### Goal
Select all lines in the records that include "face".

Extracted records
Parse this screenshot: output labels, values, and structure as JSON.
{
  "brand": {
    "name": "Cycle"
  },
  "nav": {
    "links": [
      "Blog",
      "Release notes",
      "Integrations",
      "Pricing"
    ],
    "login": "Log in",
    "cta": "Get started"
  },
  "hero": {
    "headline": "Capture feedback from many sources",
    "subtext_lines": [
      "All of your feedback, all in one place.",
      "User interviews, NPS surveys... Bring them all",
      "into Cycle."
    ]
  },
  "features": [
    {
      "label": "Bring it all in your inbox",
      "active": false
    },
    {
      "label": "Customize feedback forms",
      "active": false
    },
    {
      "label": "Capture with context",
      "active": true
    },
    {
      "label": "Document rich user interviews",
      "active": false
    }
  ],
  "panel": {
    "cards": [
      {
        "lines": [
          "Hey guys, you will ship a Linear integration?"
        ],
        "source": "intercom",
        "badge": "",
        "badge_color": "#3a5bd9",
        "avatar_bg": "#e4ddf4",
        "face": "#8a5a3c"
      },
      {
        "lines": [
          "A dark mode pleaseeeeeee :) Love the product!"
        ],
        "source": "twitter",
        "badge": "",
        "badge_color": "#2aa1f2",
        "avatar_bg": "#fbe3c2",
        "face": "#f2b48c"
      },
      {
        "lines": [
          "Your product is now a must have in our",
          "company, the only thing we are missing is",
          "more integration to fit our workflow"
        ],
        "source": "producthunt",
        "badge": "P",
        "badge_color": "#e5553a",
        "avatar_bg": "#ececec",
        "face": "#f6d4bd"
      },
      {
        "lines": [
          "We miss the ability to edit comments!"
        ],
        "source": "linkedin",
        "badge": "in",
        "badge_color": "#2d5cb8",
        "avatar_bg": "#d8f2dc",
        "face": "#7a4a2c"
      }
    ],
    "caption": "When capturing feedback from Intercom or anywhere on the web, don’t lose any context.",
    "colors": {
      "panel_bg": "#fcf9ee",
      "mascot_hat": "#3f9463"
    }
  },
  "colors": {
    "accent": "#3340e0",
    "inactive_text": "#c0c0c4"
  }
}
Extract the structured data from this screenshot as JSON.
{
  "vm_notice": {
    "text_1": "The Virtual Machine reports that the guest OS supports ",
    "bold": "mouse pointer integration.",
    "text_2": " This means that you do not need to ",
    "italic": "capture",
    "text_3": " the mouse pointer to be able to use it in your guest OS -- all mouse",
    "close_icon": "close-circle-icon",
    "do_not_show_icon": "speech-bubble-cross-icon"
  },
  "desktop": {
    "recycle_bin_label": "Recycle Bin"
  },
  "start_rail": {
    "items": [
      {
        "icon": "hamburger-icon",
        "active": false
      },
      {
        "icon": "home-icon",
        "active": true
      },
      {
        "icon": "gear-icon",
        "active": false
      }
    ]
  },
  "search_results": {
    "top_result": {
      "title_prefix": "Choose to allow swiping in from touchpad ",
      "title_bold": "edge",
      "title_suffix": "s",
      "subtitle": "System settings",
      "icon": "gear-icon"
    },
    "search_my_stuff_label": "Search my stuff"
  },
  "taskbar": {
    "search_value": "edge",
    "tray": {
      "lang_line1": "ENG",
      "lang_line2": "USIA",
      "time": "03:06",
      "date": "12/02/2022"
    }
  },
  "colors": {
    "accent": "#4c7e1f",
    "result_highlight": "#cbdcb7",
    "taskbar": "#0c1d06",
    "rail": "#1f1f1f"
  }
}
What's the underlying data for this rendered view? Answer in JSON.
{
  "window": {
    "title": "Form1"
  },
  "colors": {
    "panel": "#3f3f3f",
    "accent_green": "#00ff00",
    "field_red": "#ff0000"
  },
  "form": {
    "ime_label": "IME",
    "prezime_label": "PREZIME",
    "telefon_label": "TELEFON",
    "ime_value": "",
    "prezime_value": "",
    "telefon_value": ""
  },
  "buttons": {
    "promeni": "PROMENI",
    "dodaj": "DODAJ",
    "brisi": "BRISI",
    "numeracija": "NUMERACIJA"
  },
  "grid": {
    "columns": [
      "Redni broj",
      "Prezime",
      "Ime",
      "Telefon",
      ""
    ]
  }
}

### Result for this exercise
        "face": "#8a5a3c"
        "face": "#f2b48c"
        "face": "#f6d4bd"
        "face": "#7a4a2c"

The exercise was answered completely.